## Excerpted text:

┌────────

Welshmonster · 07/08/2024 07:34

Is it a large school? Could you ask to move classes as then he won’t feel the same peer pressure to mess about

Barnabyby · 07/08/2024 08:27

Or maybe, as the OP suggested, it's peer pressure from others that's causing it?

anywhichone · 07/08/2024 08:46

Peer pressure
Boredom
Lack of interest
Lack of discipline in the class room

If there's no major issue at home I'd work with school to get to bottom of it and maybe offer some incentives at home for good behaviour

OrangeBlossom28 · 07/08/2024 08:51

Primary teacher here. The thing that really resounds for me is you saying he hates writing things down. The really needs unpicking and it sounds like the class clown behaviour is a tactic to distract from this. I'd suggest a really honest conversation about what he finds tricky, discuss it with the teacher and take it from there.

itsgettingweird · 07/08/2024 08:54

I'm another suggesting the link between his distracting behaviour and writing.

Especially because it's something he's doing more and more - and the work will be getting harder.

Sdpbody · 07/08/2024 08:58

This is a little strange, but I would look in to Dyslexia. My brother is very bright and around 8/9 he really started the struggle.

TheYearOfSmallThings · 07/08/2024 09:00

Don’t feed him the excuse that the work is too “easy” as this is the least likely explanation.

I agree. In my experience children don't start messing around because they are feeling confident and successful at the activity everyone is doing. They mess around to disrupt an activity others are succeeding at, but which they cannot do. This applies to everything from maths to football to social interactions.

└────────

## What is expected:
Write the next part of the forum thread about a boy clowning around in class, picking up after the last post shown.

## Dataset extract:
┌────────

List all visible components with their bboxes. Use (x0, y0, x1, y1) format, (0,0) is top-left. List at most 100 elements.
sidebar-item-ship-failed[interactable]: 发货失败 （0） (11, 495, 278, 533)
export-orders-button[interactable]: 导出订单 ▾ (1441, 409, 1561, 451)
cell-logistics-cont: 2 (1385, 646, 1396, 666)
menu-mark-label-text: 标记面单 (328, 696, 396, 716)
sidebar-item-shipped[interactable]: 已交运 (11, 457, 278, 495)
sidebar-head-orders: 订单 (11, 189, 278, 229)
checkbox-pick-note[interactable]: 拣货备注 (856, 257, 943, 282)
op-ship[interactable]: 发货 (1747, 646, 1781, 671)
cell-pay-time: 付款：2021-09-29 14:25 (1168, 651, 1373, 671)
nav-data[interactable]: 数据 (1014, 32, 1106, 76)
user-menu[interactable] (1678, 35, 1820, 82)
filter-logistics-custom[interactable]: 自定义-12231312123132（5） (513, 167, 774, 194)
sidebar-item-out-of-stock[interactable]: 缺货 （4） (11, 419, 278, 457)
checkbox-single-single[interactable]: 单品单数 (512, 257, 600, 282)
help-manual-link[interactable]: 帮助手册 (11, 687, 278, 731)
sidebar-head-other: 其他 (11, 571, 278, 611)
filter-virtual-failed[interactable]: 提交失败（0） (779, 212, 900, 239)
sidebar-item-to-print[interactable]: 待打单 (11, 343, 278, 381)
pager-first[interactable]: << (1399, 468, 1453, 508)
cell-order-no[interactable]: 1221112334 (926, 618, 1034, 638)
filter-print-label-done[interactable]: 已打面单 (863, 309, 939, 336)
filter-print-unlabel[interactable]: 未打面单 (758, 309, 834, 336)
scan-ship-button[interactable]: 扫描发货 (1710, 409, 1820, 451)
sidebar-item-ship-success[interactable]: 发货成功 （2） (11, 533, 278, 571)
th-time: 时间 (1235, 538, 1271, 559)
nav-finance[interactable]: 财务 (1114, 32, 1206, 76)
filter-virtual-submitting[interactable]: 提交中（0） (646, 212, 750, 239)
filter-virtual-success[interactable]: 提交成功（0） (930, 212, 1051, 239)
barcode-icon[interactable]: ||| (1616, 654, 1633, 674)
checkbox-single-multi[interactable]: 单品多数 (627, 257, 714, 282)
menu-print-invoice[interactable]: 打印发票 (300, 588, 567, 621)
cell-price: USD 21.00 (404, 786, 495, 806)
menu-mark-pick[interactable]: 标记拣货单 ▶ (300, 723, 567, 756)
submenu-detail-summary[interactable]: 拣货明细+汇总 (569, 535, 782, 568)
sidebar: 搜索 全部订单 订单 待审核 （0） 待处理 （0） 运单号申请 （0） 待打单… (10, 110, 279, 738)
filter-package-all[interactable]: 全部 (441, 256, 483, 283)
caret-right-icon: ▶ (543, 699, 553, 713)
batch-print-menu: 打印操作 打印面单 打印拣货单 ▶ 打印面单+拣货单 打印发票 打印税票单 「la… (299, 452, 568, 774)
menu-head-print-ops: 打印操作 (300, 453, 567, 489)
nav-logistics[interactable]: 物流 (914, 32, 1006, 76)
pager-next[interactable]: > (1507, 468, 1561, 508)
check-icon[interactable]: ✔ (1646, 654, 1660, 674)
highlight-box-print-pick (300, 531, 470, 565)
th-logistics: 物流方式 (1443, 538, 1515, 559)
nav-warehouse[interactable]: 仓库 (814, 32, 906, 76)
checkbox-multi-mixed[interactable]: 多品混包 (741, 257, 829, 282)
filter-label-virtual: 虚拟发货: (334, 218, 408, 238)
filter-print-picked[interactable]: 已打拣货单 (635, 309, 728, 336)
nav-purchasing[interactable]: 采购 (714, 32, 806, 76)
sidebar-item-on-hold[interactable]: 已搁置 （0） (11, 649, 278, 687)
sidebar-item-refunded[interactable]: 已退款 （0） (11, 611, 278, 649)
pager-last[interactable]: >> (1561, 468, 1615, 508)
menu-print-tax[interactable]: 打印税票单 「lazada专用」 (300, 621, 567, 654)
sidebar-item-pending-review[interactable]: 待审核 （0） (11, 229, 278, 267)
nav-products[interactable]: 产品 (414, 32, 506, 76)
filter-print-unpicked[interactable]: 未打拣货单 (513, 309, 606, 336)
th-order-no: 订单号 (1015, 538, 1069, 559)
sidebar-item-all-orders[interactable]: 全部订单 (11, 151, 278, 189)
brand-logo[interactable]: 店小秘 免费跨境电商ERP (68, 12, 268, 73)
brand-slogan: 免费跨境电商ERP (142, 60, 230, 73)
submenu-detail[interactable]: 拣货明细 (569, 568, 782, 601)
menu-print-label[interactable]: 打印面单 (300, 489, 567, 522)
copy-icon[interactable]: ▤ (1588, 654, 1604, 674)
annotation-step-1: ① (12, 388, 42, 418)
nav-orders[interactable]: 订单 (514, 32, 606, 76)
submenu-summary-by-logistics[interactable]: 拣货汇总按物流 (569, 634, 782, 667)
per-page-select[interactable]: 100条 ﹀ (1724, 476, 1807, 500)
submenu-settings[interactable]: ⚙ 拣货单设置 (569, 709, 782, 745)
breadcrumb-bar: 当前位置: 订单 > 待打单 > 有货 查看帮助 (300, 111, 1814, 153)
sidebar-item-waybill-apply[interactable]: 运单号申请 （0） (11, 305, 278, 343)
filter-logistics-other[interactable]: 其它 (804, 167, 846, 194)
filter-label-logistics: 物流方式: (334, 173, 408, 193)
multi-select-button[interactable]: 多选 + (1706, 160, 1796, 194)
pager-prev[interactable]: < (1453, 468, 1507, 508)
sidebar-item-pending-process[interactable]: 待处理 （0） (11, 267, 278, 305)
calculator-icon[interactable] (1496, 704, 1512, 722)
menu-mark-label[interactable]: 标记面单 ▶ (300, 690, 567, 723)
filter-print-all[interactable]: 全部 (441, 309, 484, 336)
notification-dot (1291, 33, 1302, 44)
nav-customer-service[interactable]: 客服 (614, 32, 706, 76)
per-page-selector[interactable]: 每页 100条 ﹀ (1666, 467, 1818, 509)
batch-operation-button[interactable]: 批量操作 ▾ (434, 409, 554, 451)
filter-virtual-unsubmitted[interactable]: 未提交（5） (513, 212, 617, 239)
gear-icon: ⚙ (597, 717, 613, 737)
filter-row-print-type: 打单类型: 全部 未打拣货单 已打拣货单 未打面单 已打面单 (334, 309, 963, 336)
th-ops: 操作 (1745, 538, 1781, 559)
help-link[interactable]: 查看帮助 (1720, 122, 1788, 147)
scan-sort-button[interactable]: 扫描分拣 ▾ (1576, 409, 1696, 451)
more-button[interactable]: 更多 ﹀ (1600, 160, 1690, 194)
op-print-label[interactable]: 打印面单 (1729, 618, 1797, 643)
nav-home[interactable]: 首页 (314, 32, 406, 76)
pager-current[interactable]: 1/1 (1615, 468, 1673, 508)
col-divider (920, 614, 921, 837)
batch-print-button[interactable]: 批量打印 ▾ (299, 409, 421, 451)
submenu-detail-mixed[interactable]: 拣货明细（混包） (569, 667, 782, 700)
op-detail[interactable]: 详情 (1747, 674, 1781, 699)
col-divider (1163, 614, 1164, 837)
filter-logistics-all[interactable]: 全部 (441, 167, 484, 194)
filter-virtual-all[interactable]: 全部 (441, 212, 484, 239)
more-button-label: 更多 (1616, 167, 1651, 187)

└────────

## Response:
MallikaOm · 07/08/2024 09:01

It’s not uncommon for kids around this age to seek attention and validation from their peers, sometimes through humorous or silly behavior. This can be a phase where they’re testing boundaries and trying to fit in, especially if they feel like their role in the social group is changing.

While it can be concerning if his behavior is affecting his school experience, it’s good to hear that his schoolwork isn’t currently impacted. To address this, it might help to have open conversations with him about how his actions are perceived and how they affect his relationships with teachers and classmates. Reinforcing positive behaviors and discussing how he can use his sense of humor in appropriate ways might also be beneficial.

In many cases, this phase is temporary, and kids often grow out of it as they develop better social skills and understand the consequences of their actions. Continued support, consistent boundaries, and positive reinforcement at home can help guide him through this period and encourage more balanced behavior.

menopausalmare · 07/08/2024 09:04

In my experience (secondary) students become the class clown because:
They're masking they find the work hard.
They're physically short (boys) and feeling left behind the bigger boys so they become a comedian.
They have a lot of energy and would benefit from an outlet such as drama groups.

Very bright students who are bored rarely clown.

AllstarFacilier · 07/08/2024 11:24

menopausalmare · 07/08/2024 09:04

In my experience (secondary) students become the class clown because:
They're masking they find the work hard.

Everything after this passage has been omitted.